PAGE EXTRACT ->
──────────

Wednesday, April 12, 2006

Further thoughts on Oprah; Savage Exaggerations; The Money Myth

Tonight I watched the Oprah show, Schools in Crisis, that aired this afternoon (don't forget to set your Tivo for tomorrow's show, which features KIPP prominently!) and want to temper what I wrote earlier.  It turns out that the summary from the Oprah web site that I sent out earlier (and upon which I based my comments) didn't capture a lot of good stuff, esp. Bill and Melinda Gates (and Oprah) pounding the table about what a crisis there is today in our K-12 public education system.
 
For those of us who are up to our eyeballs passionately fighting for genuine school reform every day and believe so strongly that this is the most important issue facing our nation, it's easy to forget that most Americans don't share our passion -- they either don't know how bad things are, or it doesn't really affect them directly, so they just don't care that much.  (Though the Time magazine/Oprah survey showed that 61% of Americans think there's a crisis in our educational system, that's an easy question to say yes to -- I'm not convinced that much of the electoral REALLY gets it and cares about it.)

──────────

RECORDS SHOWN ->
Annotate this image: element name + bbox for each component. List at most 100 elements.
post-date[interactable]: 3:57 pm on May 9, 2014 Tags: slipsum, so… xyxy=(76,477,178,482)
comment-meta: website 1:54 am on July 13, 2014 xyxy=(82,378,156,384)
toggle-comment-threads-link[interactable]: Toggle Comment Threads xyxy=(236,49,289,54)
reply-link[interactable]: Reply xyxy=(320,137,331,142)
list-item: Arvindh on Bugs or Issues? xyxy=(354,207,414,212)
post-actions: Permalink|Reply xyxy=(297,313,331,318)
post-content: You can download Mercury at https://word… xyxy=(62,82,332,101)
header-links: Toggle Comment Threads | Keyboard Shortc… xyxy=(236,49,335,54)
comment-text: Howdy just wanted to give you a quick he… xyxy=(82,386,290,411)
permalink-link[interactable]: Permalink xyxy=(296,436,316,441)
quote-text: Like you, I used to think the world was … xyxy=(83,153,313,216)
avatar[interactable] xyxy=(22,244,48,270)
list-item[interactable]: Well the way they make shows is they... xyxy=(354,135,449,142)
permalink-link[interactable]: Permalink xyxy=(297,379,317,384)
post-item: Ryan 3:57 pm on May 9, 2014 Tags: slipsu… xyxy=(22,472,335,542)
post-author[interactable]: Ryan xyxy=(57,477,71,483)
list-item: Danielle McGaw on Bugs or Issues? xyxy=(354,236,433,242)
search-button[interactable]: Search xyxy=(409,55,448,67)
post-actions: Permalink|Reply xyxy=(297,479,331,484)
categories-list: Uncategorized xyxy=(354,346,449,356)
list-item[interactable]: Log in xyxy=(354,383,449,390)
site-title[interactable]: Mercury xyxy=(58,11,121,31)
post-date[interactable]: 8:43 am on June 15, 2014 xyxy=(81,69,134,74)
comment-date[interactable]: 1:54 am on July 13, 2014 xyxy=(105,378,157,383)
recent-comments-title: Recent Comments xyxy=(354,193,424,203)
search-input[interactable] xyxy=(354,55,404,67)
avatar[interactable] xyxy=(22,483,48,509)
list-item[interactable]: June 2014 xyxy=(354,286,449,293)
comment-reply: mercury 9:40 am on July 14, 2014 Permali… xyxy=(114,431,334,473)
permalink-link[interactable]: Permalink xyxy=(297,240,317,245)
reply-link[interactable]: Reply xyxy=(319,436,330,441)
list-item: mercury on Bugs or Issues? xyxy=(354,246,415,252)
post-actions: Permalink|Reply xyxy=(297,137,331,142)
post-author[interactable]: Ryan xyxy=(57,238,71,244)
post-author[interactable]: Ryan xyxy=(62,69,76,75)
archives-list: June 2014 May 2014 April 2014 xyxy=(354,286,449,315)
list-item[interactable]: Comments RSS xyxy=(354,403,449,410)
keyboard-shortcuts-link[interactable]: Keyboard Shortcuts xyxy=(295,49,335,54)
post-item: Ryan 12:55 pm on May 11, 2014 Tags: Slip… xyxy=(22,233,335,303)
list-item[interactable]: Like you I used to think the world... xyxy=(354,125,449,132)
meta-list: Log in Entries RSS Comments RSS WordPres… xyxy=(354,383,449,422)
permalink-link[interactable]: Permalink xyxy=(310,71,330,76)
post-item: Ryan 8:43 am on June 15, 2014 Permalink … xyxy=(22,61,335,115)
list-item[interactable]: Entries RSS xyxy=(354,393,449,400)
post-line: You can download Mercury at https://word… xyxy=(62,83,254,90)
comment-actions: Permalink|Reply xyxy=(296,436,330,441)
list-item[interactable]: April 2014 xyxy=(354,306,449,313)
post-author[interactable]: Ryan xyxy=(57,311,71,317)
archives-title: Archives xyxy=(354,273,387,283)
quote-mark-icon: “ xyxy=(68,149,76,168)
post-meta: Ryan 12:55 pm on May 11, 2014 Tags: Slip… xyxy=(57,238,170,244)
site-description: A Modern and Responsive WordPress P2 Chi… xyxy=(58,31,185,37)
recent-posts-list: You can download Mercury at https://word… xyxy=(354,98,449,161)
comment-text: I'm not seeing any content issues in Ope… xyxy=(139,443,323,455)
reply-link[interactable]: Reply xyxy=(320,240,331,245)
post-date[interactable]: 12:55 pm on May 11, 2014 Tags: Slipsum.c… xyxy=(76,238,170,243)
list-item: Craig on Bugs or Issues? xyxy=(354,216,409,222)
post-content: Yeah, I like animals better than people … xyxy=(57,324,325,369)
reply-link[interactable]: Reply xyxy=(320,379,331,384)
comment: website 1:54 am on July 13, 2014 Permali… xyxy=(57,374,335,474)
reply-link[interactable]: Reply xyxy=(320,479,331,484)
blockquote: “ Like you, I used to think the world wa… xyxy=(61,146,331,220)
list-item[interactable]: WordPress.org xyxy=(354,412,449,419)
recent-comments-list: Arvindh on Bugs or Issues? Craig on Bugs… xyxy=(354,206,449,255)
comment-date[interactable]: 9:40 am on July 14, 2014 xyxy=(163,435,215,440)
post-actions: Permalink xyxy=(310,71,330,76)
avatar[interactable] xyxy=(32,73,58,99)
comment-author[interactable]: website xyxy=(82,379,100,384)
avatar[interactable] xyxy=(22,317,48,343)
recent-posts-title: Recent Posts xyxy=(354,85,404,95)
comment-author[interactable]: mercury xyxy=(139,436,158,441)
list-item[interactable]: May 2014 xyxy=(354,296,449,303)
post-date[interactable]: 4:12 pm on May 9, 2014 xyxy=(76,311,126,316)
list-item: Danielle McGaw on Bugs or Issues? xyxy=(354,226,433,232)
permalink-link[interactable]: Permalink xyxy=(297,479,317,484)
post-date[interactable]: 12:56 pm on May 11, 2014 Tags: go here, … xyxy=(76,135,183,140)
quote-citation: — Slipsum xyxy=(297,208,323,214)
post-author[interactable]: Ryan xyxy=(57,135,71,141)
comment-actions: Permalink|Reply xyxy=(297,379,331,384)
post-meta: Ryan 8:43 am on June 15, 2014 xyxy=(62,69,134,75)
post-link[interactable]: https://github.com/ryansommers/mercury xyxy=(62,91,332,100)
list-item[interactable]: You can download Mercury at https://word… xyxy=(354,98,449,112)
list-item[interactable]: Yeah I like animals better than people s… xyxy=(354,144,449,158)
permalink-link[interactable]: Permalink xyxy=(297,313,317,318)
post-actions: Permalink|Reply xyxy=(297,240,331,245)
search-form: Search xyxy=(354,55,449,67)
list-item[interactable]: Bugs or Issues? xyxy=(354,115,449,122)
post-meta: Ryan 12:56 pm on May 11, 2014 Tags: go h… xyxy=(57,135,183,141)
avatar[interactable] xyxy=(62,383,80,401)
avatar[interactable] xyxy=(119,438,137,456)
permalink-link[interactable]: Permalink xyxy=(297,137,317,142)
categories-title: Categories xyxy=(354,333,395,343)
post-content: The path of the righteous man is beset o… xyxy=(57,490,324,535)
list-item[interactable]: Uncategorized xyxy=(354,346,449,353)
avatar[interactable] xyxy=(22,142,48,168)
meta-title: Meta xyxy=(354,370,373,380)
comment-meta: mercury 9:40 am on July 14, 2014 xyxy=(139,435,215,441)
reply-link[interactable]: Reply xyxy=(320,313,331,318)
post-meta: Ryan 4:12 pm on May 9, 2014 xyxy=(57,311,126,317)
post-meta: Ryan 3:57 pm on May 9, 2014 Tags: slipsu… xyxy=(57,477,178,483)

──────────

PROBLEM SET ->
- a) In the blog post on the Oprah show, rewrite the paragraph beginning "Tonight I watched the Oprah show" more briefly, keeping its main facts.
- b) According to the blog post, what percentage of Americans in the Time magazine/Oprah survey think there is a crisis in the educational system?
- c) Print the part of the blog post from "For those of" to "cares about it.)".

ANSWERS IN ORDER ->
- a) After watching the Oprah episode "Schools in Crisis," the writer wants to soften earlier comments. Those comments were based on the show's website summary, which left out much of the good content. That content included Bill and Melinda Gates and Oprah forcefully stressing the crisis in K-12 public education. The writer also notes that the next day's show features KIPP prominently.

- b) 61%

- c)
For those of us who are up to our eyeballs passionately fighting for genuine school reform every day and believe so strongly that this is the most important issue facing our nation, it's easy to forget that most Americans don't share our passion -- they either don't know how bad things are, or it doesn't really affect them directly, so they just don't care that much.  (Though the Time magazine/Oprah survey showed that 61% of Americans think there's a crisis in our educational system, that's an easy question to say yes to -- I'm not convinced that much of the electoral REALLY gets it and cares about it.)